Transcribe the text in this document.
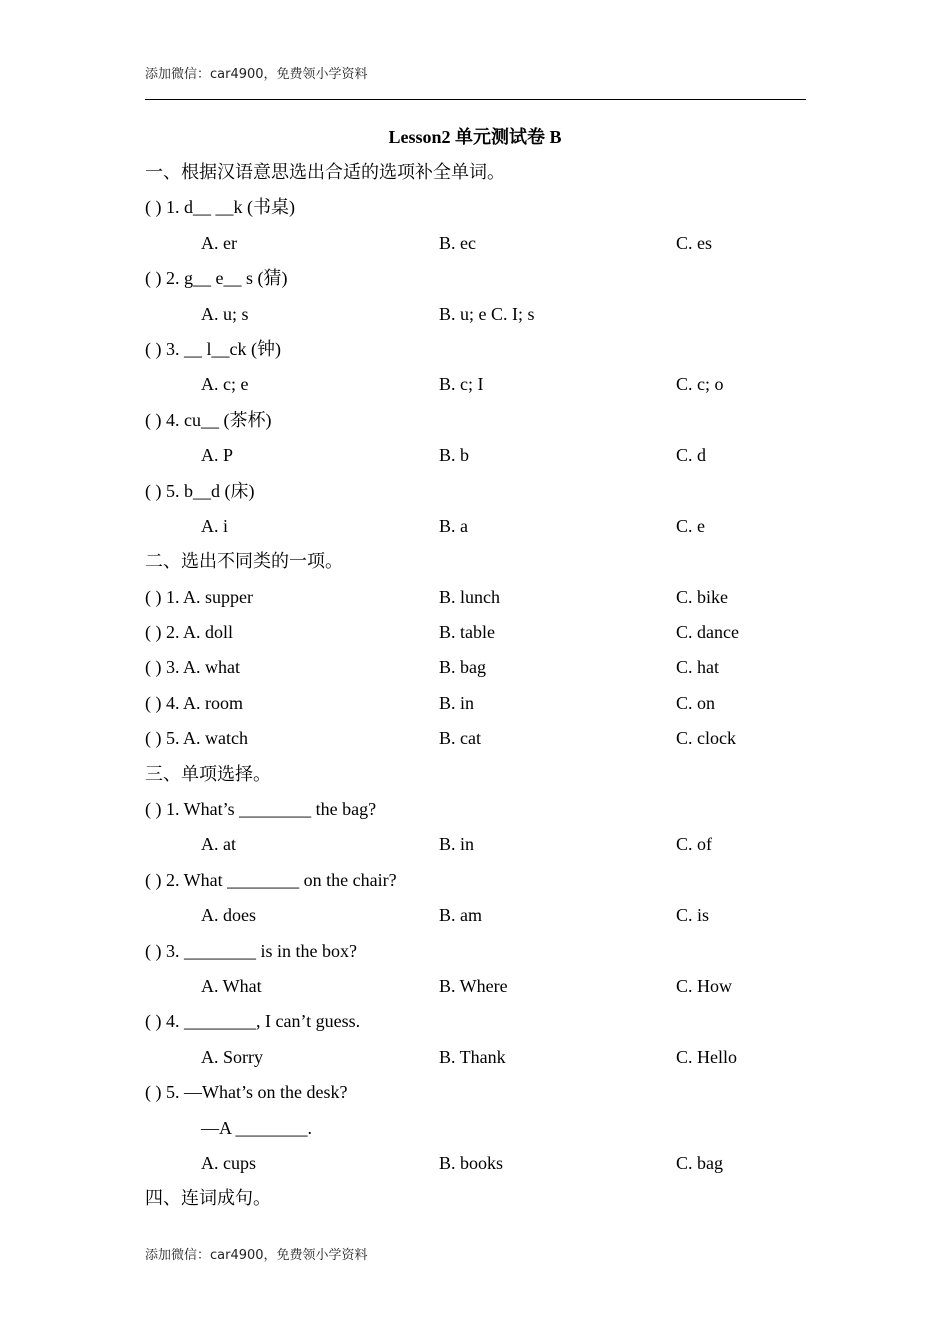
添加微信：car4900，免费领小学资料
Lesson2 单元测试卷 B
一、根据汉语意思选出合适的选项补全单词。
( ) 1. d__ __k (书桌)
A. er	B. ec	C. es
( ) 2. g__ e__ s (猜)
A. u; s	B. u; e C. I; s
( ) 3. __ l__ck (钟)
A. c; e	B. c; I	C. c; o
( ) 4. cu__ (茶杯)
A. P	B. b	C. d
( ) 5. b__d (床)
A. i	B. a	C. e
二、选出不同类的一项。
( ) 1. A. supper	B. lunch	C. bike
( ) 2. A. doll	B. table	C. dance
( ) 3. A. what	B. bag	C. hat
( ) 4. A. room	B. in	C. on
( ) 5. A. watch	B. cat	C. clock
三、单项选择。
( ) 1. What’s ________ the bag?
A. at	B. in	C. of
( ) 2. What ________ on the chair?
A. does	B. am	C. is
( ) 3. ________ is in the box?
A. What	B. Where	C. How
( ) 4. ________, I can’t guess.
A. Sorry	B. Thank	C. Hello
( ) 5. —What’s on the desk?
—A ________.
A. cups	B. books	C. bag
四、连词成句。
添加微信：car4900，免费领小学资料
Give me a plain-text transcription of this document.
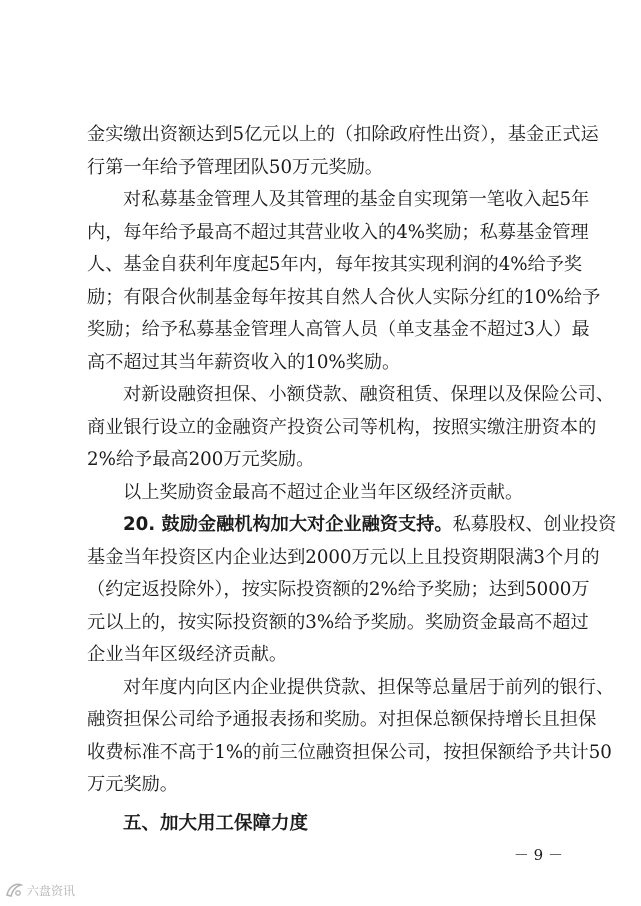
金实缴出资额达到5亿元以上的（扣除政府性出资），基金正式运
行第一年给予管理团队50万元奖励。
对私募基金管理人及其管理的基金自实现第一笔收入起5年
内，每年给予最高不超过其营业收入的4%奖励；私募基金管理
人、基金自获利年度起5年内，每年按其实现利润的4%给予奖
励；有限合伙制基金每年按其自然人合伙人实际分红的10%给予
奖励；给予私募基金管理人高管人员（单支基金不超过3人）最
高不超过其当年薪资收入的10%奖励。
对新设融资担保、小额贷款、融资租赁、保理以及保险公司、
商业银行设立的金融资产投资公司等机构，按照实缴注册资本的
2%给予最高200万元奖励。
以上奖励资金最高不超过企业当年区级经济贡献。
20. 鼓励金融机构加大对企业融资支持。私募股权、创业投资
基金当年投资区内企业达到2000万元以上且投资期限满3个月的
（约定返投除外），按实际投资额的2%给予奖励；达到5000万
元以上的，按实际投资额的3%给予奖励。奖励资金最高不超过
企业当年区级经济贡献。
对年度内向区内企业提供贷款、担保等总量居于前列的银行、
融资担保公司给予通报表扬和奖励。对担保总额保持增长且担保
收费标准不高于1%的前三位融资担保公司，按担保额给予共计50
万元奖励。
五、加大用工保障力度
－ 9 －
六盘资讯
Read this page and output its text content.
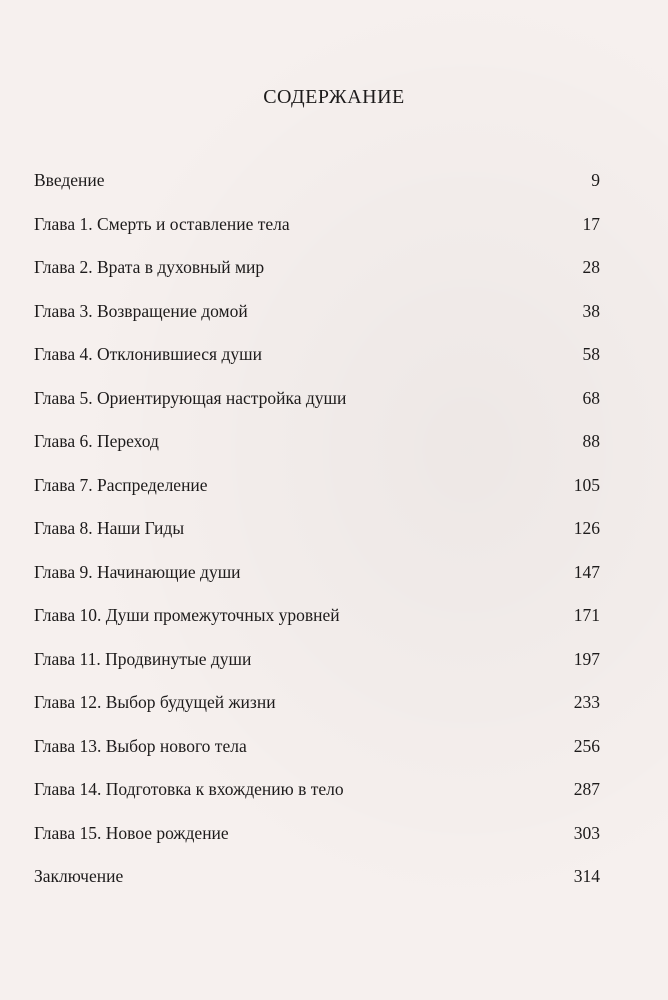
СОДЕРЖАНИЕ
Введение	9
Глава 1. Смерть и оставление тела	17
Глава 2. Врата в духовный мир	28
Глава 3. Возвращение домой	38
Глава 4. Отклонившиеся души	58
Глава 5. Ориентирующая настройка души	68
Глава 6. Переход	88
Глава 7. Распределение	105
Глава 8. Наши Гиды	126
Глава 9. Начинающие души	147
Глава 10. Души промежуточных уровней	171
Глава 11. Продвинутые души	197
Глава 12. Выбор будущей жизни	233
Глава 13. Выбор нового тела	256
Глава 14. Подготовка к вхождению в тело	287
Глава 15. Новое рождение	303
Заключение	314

--

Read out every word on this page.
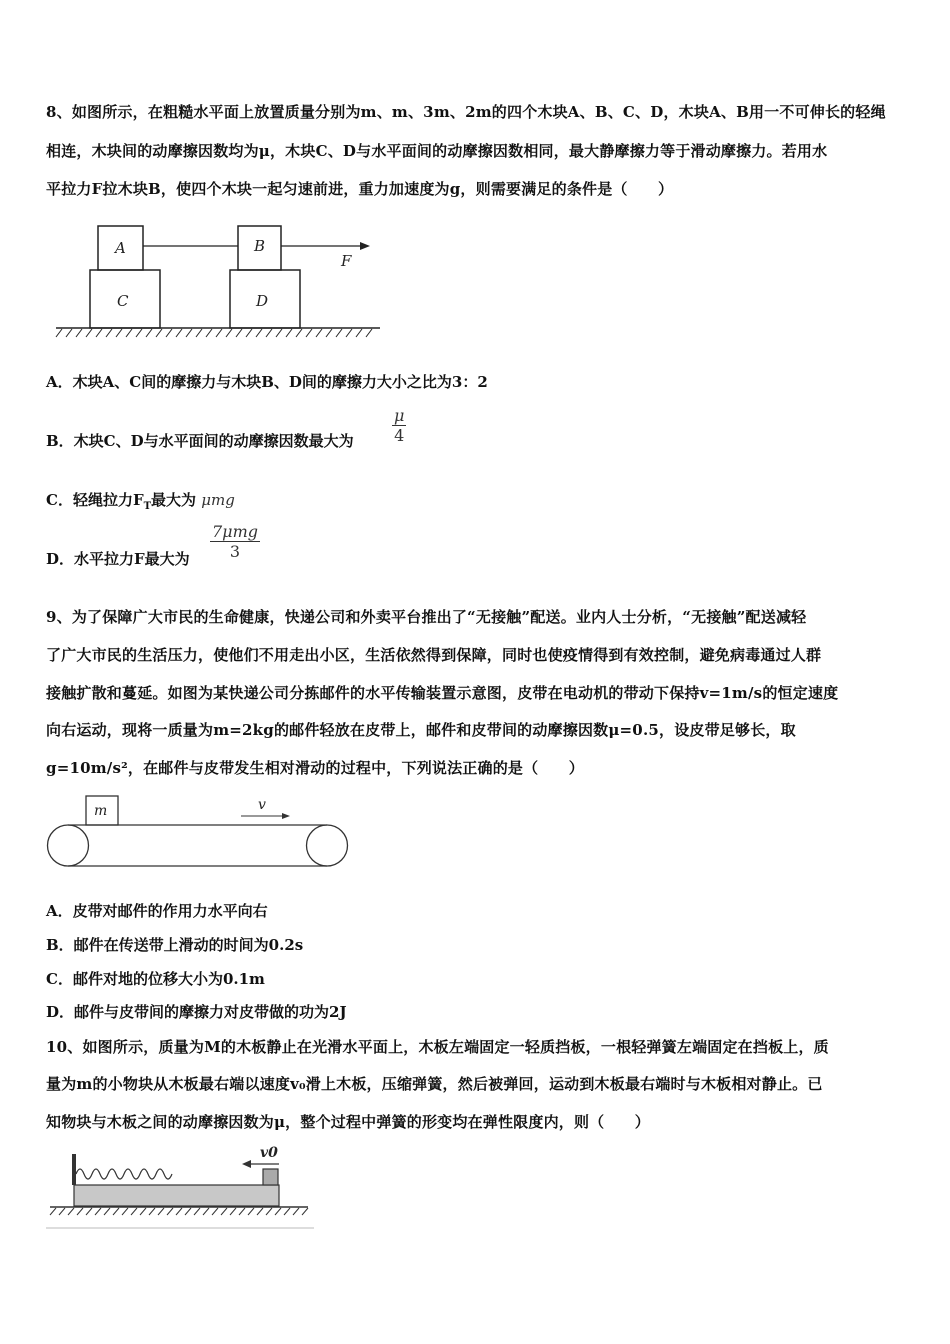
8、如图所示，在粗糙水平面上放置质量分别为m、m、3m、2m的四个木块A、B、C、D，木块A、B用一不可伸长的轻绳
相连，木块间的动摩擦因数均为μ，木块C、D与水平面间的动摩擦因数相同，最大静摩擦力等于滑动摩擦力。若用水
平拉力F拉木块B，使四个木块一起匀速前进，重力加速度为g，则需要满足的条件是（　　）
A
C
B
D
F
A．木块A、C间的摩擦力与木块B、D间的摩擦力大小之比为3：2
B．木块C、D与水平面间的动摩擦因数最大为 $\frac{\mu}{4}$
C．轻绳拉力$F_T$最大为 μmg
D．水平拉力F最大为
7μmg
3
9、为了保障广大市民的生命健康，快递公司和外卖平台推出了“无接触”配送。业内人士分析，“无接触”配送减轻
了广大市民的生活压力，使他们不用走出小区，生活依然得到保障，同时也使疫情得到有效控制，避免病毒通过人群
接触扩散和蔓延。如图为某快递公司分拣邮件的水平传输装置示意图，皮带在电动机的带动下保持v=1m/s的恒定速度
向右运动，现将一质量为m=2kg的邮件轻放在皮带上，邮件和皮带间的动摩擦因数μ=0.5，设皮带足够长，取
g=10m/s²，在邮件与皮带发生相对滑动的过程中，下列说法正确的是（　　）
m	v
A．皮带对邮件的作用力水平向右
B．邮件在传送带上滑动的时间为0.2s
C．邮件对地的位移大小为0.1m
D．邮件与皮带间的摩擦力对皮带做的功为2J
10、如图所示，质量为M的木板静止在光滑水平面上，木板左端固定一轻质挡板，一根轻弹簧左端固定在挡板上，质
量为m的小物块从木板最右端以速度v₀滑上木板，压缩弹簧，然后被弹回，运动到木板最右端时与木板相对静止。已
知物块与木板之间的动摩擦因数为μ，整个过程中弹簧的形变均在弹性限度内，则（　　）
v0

**Direction**
In the entries above, locate every line with the word "document" and copy it.

**The solution**
Transcribe the text in this document.
Give me a plain-text transcription of this document.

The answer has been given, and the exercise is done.